_Set problem_
Search the records below for the word "conservation" and show every line where it occurs.

_Records for processing_

----------

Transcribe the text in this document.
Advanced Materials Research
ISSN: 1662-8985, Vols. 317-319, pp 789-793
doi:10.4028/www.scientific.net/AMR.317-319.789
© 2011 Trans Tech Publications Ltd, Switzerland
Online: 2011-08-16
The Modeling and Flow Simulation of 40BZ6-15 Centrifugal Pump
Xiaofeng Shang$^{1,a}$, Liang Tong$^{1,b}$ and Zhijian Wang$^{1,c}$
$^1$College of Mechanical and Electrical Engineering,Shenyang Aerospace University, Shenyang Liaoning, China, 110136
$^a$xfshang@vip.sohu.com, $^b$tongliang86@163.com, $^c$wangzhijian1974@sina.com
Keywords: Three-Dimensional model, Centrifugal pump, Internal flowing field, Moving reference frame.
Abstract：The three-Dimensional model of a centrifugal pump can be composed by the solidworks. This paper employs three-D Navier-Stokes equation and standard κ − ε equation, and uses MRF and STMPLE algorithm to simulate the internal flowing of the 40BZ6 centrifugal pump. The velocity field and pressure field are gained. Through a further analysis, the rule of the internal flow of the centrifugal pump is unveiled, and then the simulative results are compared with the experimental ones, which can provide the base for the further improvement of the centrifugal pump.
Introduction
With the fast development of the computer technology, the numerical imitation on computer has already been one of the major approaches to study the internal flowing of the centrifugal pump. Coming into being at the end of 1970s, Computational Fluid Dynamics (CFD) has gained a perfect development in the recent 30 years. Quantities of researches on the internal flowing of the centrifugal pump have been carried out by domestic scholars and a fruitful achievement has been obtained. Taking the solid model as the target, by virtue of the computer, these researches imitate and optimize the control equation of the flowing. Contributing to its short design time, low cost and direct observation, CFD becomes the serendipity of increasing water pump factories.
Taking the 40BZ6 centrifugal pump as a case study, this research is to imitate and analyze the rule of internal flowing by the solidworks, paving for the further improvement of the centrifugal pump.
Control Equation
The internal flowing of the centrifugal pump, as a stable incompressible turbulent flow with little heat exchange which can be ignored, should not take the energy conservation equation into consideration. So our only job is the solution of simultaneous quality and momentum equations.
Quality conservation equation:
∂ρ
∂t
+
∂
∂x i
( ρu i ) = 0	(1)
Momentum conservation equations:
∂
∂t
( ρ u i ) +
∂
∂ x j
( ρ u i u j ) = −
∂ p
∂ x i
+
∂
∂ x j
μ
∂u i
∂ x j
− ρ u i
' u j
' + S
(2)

----------

_Written response_
The internal flowing of the centrifugal pump, as a stable incompressible turbulent flow with little heat exchange which can be ignored, should not take the energy conservation equation into consideration. So our only job is the solution of simultaneous quality and momentum equations.
Quality conservation equation:
Momentum conservation equations:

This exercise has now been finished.